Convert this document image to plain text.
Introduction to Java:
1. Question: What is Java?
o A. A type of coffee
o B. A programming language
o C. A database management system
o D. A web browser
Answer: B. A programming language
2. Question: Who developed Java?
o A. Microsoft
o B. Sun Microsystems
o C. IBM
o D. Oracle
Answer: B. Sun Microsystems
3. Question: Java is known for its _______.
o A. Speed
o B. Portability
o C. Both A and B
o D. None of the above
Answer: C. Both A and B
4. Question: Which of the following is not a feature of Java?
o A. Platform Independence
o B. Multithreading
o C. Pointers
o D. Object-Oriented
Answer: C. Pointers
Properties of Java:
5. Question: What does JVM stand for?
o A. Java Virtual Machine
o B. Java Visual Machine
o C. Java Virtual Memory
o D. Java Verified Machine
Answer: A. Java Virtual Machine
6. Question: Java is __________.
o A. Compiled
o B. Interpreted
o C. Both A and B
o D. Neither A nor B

______________________________

**Your instructions:** Reproduce every line above without error.

**Solution to this task:**
Convert this document image to plain text.
Introduction to Java:
1. Question: What is Java?
o A. A type of coffee
o B. A programming language
o C. A database management system
o D. A web browser
Answer: B. A programming language
2. Question: Who developed Java?
o A. Microsoft
o B. Sun Microsystems
o C. IBM
o D. Oracle
Answer: B. Sun Microsystems
3. Question: Java is known for its _______.
o A. Speed
o B. Portability
o C. Both A and B
o D. None of the above
Answer: C. Both A and B
4. Question: Which of the following is not a feature of Java?
o A. Platform Independence
o B. Multithreading
o C. Pointers
o D. Object-Oriented
Answer: C. Pointers
Properties of Java:
5. Question: What does JVM stand for?
o A. Java Virtual Machine
o B. Java Visual Machine
o C. Java Virtual Memory
o D. Java Verified Machine
Answer: A. Java Virtual Machine
6. Question: Java is __________.
o A. Compiled
o B. Interpreted
o C. Both A and B
o D. Neither A nor B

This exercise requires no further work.